Items from a data source

-=-=-=-=-

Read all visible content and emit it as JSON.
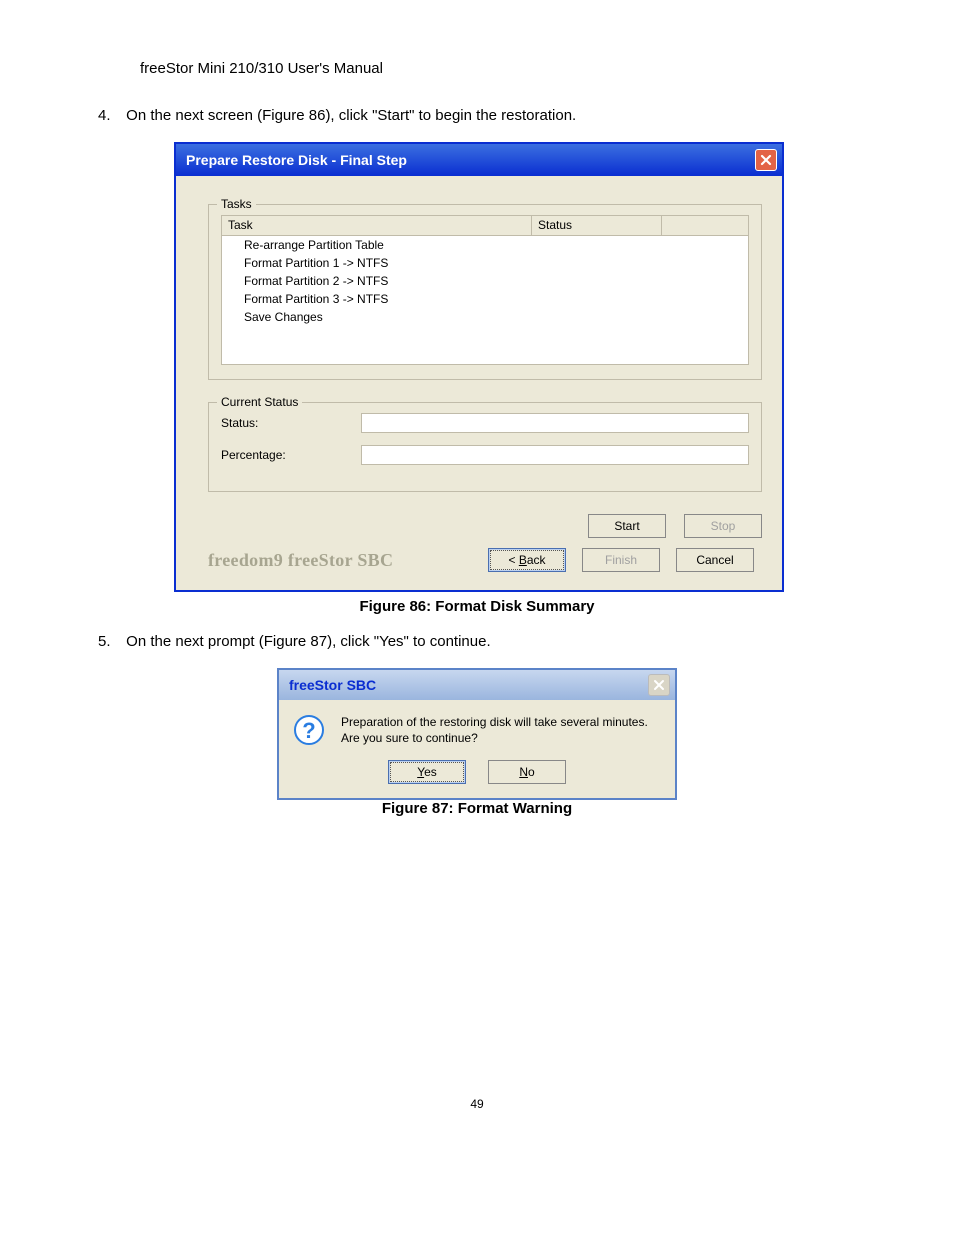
{
  "header_text": "freeStor Mini 210/310 User's Manual",
  "step4_num": "4.",
  "step4_text": "On the next screen (Figure 86), click \"Start\" to begin the restoration.",
  "figure86_caption": "Figure 86: Format Disk Summary",
  "step5_num": "5.",
  "step5_text": "On the next prompt (Figure 87), click \"Yes\" to continue.",
  "figure87_caption": "Figure 87: Format Warning",
  "page_number": "49",
  "dialog1": {
    "title": "Prepare Restore Disk - Final Step",
    "tasks_legend": "Tasks",
    "col_task": "Task",
    "col_status": "Status",
    "rows": [
      "Re-arrange Partition Table",
      "Format Partition 1 -> NTFS",
      "Format Partition 2 -> NTFS",
      "Format Partition 3 -> NTFS",
      "Save Changes"
    ],
    "current_status_legend": "Current Status",
    "status_label": "Status:",
    "percentage_label": "Percentage:",
    "start_btn": "Start",
    "stop_btn": "Stop",
    "brand": "freedom9 freeStor SBC",
    "back_prefix": "< ",
    "back_letter": "B",
    "back_suffix": "ack",
    "finish_btn": "Finish",
    "cancel_btn": "Cancel"
  },
  "dialog2": {
    "title": "freeStor SBC",
    "msg_line1": "Preparation of the restoring disk will take several minutes.",
    "msg_line2": "Are you sure to continue?",
    "yes_letter": "Y",
    "yes_suffix": "es",
    "no_letter": "N",
    "no_suffix": "o"
  }
}
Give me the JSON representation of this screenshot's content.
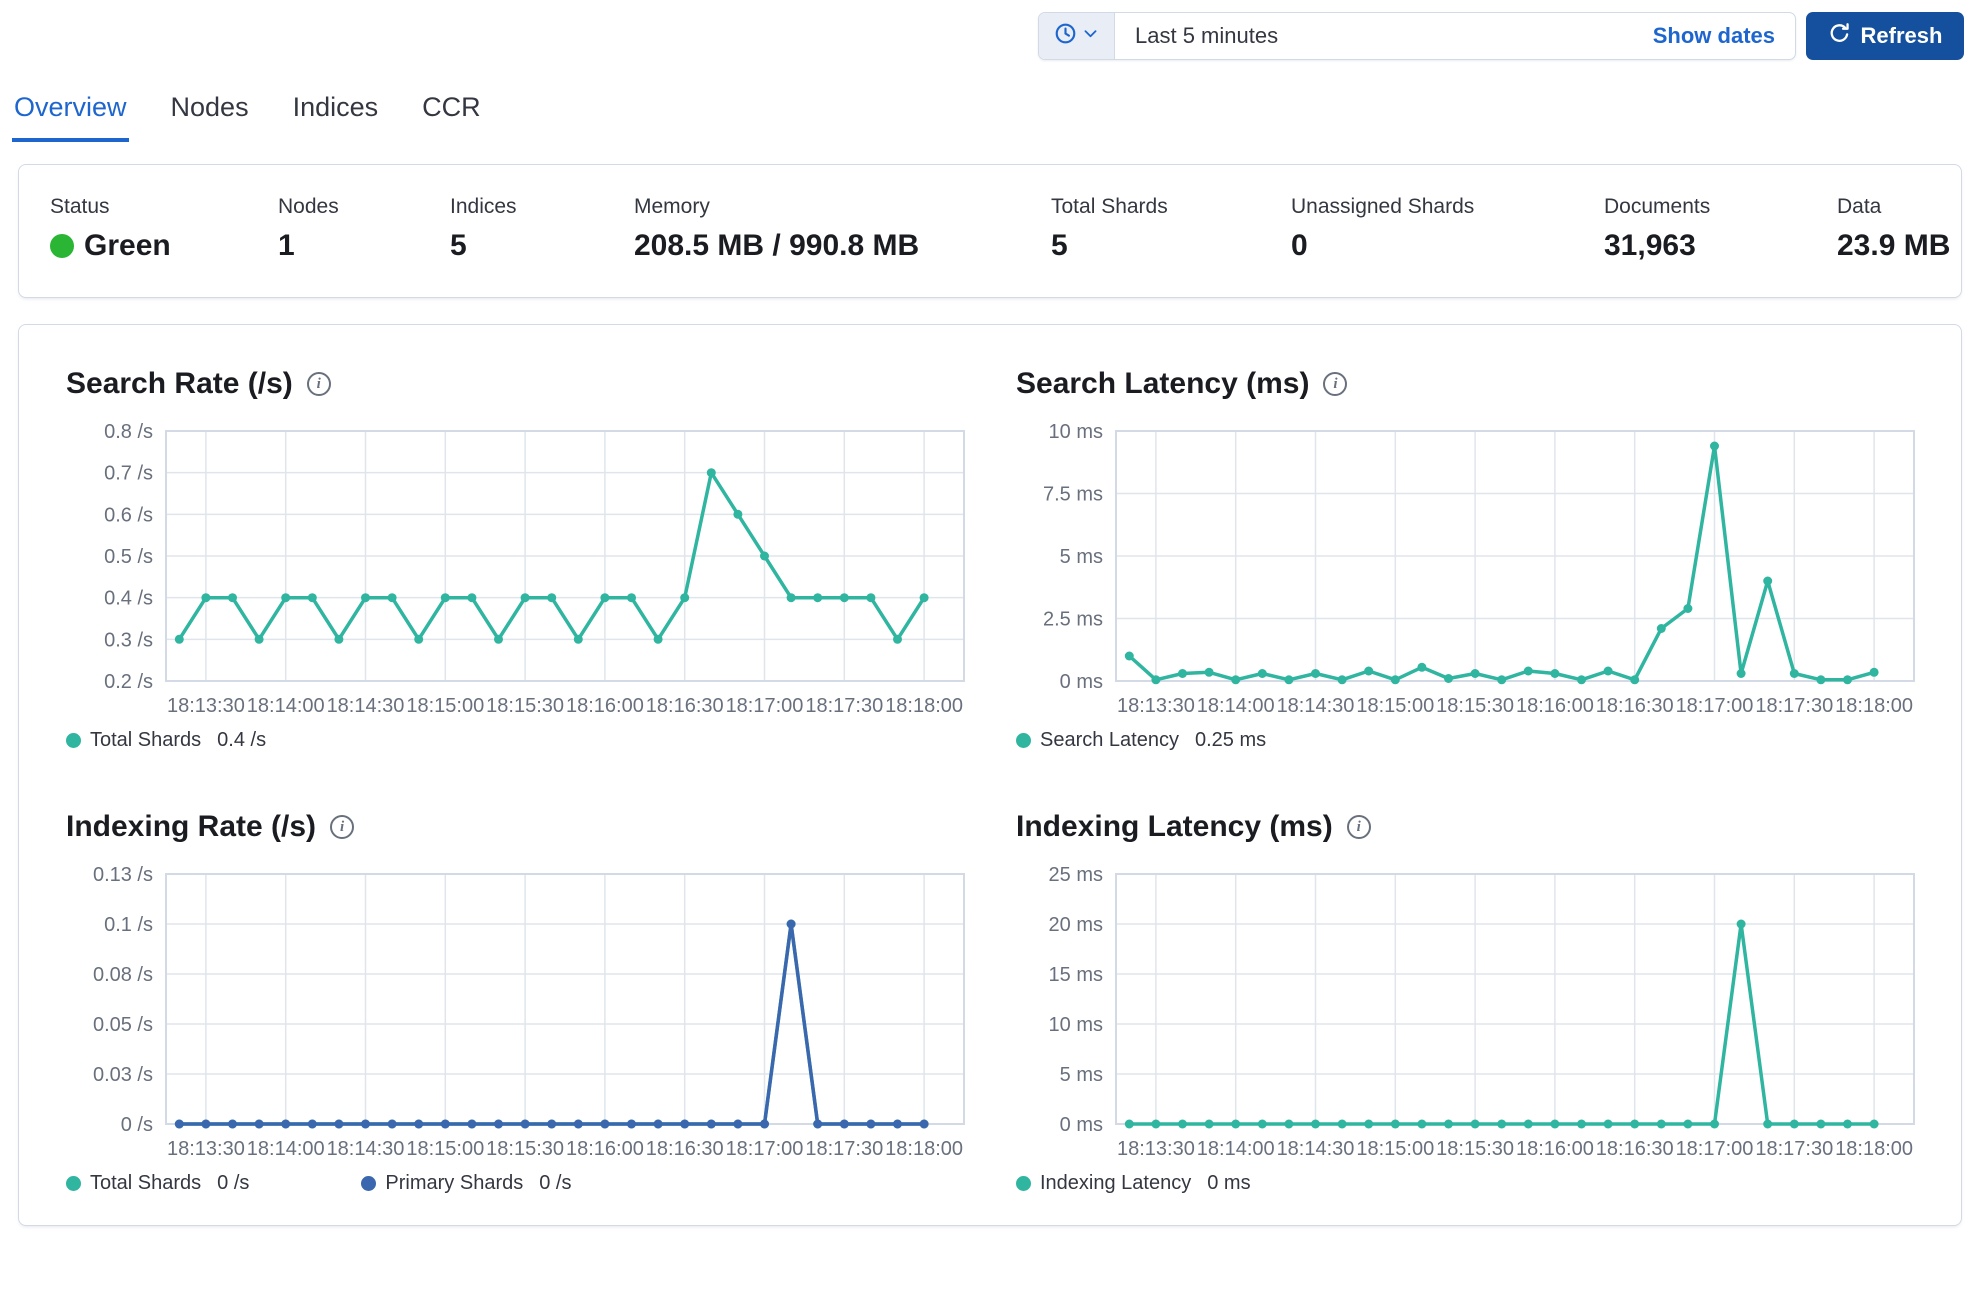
{
  "colors": {
    "teal": "#2FB5A0",
    "blue": "#3A67AE",
    "link": "#1E66CE",
    "button": "#15509E",
    "status_green": "#2BB534"
  },
  "time_bar": {
    "selected_range": "Last 5 minutes",
    "show_dates_label": "Show dates",
    "refresh_label": "Refresh"
  },
  "tabs": [
    {
      "label": "Overview",
      "active": true
    },
    {
      "label": "Nodes",
      "active": false
    },
    {
      "label": "Indices",
      "active": false
    },
    {
      "label": "CCR",
      "active": false
    }
  ],
  "summary": {
    "items": [
      {
        "label": "Status",
        "value": "Green",
        "type": "status"
      },
      {
        "label": "Nodes",
        "value": "1"
      },
      {
        "label": "Indices",
        "value": "5"
      },
      {
        "label": "Memory",
        "value": "208.5 MB / 990.8 MB"
      },
      {
        "label": "Total Shards",
        "value": "5"
      },
      {
        "label": "Unassigned Shards",
        "value": "0"
      },
      {
        "label": "Documents",
        "value": "31,963"
      },
      {
        "label": "Data",
        "value": "23.9 MB"
      }
    ]
  },
  "chart_data": [
    {
      "type": "line",
      "title": "Search Rate (/s)",
      "ylim": [
        0.2,
        0.8
      ],
      "y_ticks": [
        {
          "v": 0.8,
          "label": "0.8 /s"
        },
        {
          "v": 0.7,
          "label": "0.7 /s"
        },
        {
          "v": 0.6,
          "label": "0.6 /s"
        },
        {
          "v": 0.5,
          "label": "0.5 /s"
        },
        {
          "v": 0.4,
          "label": "0.4 /s"
        },
        {
          "v": 0.3,
          "label": "0.3 /s"
        },
        {
          "v": 0.2,
          "label": "0.2 /s"
        }
      ],
      "x_labels": [
        "18:13:30",
        "18:14:00",
        "18:14:30",
        "18:15:00",
        "18:15:30",
        "18:16:00",
        "18:16:30",
        "18:17:00",
        "18:17:30",
        "18:18:00"
      ],
      "x_domain": 300,
      "x_grid_first": 15,
      "x_grid_step": 30,
      "point_first": 5,
      "point_step": 10,
      "series": [
        {
          "name": "Total Shards",
          "color": "teal",
          "values": [
            0.3,
            0.4,
            0.4,
            0.3,
            0.4,
            0.4,
            0.3,
            0.4,
            0.4,
            0.3,
            0.4,
            0.4,
            0.3,
            0.4,
            0.4,
            0.3,
            0.4,
            0.4,
            0.3,
            0.4,
            0.7,
            0.6,
            0.5,
            0.4,
            0.4,
            0.4,
            0.4,
            0.3,
            0.4
          ]
        }
      ],
      "legend": [
        {
          "name": "Total Shards",
          "value": "0.4 /s",
          "color": "teal"
        }
      ]
    },
    {
      "type": "line",
      "title": "Search Latency (ms)",
      "ylim": [
        0,
        10
      ],
      "y_ticks": [
        {
          "v": 10,
          "label": "10 ms"
        },
        {
          "v": 7.5,
          "label": "7.5 ms"
        },
        {
          "v": 5,
          "label": "5 ms"
        },
        {
          "v": 2.5,
          "label": "2.5 ms"
        },
        {
          "v": 0,
          "label": "0 ms"
        }
      ],
      "x_labels": [
        "18:13:30",
        "18:14:00",
        "18:14:30",
        "18:15:00",
        "18:15:30",
        "18:16:00",
        "18:16:30",
        "18:17:00",
        "18:17:30",
        "18:18:00"
      ],
      "x_domain": 300,
      "x_grid_first": 15,
      "x_grid_step": 30,
      "point_first": 5,
      "point_step": 10,
      "series": [
        {
          "name": "Search Latency",
          "color": "teal",
          "values": [
            1.0,
            0.05,
            0.3,
            0.35,
            0.05,
            0.3,
            0.05,
            0.3,
            0.05,
            0.4,
            0.05,
            0.55,
            0.1,
            0.3,
            0.05,
            0.4,
            0.3,
            0.05,
            0.4,
            0.05,
            2.1,
            2.9,
            9.4,
            0.3,
            4.0,
            0.3,
            0.05,
            0.05,
            0.35
          ]
        }
      ],
      "legend": [
        {
          "name": "Search Latency",
          "value": "0.25 ms",
          "color": "teal"
        }
      ]
    },
    {
      "type": "line",
      "title": "Indexing Rate (/s)",
      "ylim": [
        0,
        0.125
      ],
      "y_ticks": [
        {
          "v": 0.125,
          "label": "0.13 /s"
        },
        {
          "v": 0.1,
          "label": "0.1 /s"
        },
        {
          "v": 0.075,
          "label": "0.08 /s"
        },
        {
          "v": 0.05,
          "label": "0.05 /s"
        },
        {
          "v": 0.025,
          "label": "0.03 /s"
        },
        {
          "v": 0,
          "label": "0 /s"
        }
      ],
      "x_labels": [
        "18:13:30",
        "18:14:00",
        "18:14:30",
        "18:15:00",
        "18:15:30",
        "18:16:00",
        "18:16:30",
        "18:17:00",
        "18:17:30",
        "18:18:00"
      ],
      "x_domain": 300,
      "x_grid_first": 15,
      "x_grid_step": 30,
      "point_first": 5,
      "point_step": 10,
      "series": [
        {
          "name": "Total Shards",
          "color": "teal",
          "values": [
            0,
            0,
            0,
            0,
            0,
            0,
            0,
            0,
            0,
            0,
            0,
            0,
            0,
            0,
            0,
            0,
            0,
            0,
            0,
            0,
            0,
            0,
            0,
            0.1,
            0,
            0,
            0,
            0,
            0
          ]
        },
        {
          "name": "Primary Shards",
          "color": "blue",
          "values": [
            0,
            0,
            0,
            0,
            0,
            0,
            0,
            0,
            0,
            0,
            0,
            0,
            0,
            0,
            0,
            0,
            0,
            0,
            0,
            0,
            0,
            0,
            0,
            0.1,
            0,
            0,
            0,
            0,
            0
          ]
        }
      ],
      "legend": [
        {
          "name": "Total Shards",
          "value": "0 /s",
          "color": "teal"
        },
        {
          "name": "Primary Shards",
          "value": "0 /s",
          "color": "blue"
        }
      ]
    },
    {
      "type": "line",
      "title": "Indexing Latency (ms)",
      "ylim": [
        0,
        25
      ],
      "y_ticks": [
        {
          "v": 25,
          "label": "25 ms"
        },
        {
          "v": 20,
          "label": "20 ms"
        },
        {
          "v": 15,
          "label": "15 ms"
        },
        {
          "v": 10,
          "label": "10 ms"
        },
        {
          "v": 5,
          "label": "5 ms"
        },
        {
          "v": 0,
          "label": "0 ms"
        }
      ],
      "x_labels": [
        "18:13:30",
        "18:14:00",
        "18:14:30",
        "18:15:00",
        "18:15:30",
        "18:16:00",
        "18:16:30",
        "18:17:00",
        "18:17:30",
        "18:18:00"
      ],
      "x_domain": 300,
      "x_grid_first": 15,
      "x_grid_step": 30,
      "point_first": 5,
      "point_step": 10,
      "series": [
        {
          "name": "Indexing Latency",
          "color": "teal",
          "values": [
            0,
            0,
            0,
            0,
            0,
            0,
            0,
            0,
            0,
            0,
            0,
            0,
            0,
            0,
            0,
            0,
            0,
            0,
            0,
            0,
            0,
            0,
            0,
            20,
            0,
            0,
            0,
            0,
            0
          ]
        }
      ],
      "legend": [
        {
          "name": "Indexing Latency",
          "value": "0 ms",
          "color": "teal"
        }
      ]
    }
  ]
}
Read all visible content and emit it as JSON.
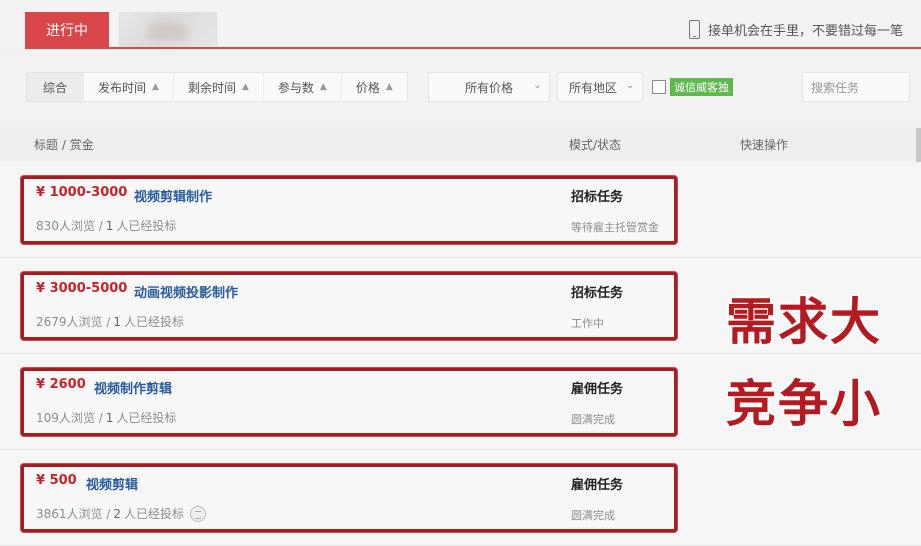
{
  "tabs": {
    "active_label": "进行中"
  },
  "slogan": "接单机会在手里，不要错过每一笔",
  "filters": {
    "sort_items": [
      {
        "label": "综合"
      },
      {
        "label": "发布时间"
      },
      {
        "label": "剩余时间"
      },
      {
        "label": "参与数"
      },
      {
        "label": "价格"
      }
    ],
    "price_select": "所有价格",
    "region_select": "所有地区",
    "honest_badge": "诚信威客独",
    "search_placeholder": "搜索任务"
  },
  "table_header": {
    "title_col": "标题 / 赏金",
    "mode_col": "模式/状态",
    "actions_col": "快速操作"
  },
  "tasks": [
    {
      "price": "¥ 1000-3000",
      "title": "视频剪辑制作",
      "views": "830",
      "views_suffix": "人浏览 /",
      "bids": "1",
      "bids_suffix": "人已经投标",
      "mode": "招标任务",
      "status": "等待雇主托管赏金"
    },
    {
      "price": "¥ 3000-5000",
      "title": "动画视频投影制作",
      "views": "2679",
      "views_suffix": "人浏览 /",
      "bids": "1",
      "bids_suffix": "人已经投标",
      "mode": "招标任务",
      "status": "工作中"
    },
    {
      "price": "¥ 2600",
      "title": "视频制作剪辑",
      "views": "109",
      "views_suffix": "人浏览 /",
      "bids": "1",
      "bids_suffix": "人已经投标",
      "mode": "雇佣任务",
      "status": "圆满完成"
    },
    {
      "price": "¥ 500",
      "title": "视频剪辑",
      "views": "3861",
      "views_suffix": "人浏览 /",
      "bids": "2",
      "bids_suffix": "人已经投标",
      "mode": "雇佣任务",
      "status": "圆满完成"
    }
  ],
  "overlay": {
    "line1": "需求大",
    "line2": "竞争小"
  },
  "colors": {
    "accent_red": "#d9474b",
    "highlight_border": "#a51d23",
    "price_red": "#c4252b",
    "title_blue": "#2a5c9e",
    "badge_green": "#5fb84f"
  }
}
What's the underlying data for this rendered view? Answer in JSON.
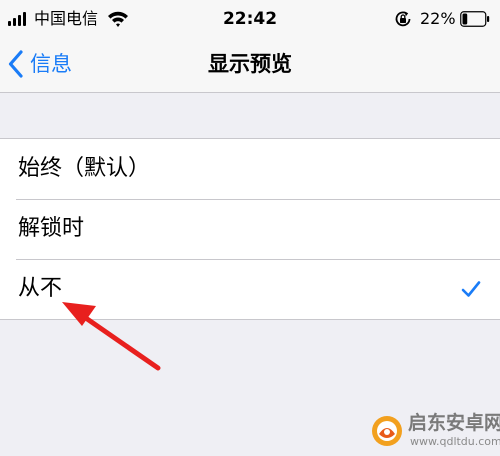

-=-=-=-=-

• WHAT NEEDS TO BE DONE: Show the lines of the material that contain the word "NTFS".

• RESULT OF THIS EXERCISE:
      "Format Partition 1 -> NTFS",
      "Format Partition 2 -> NTFS",
      "Format Partition 3 -> NTFS",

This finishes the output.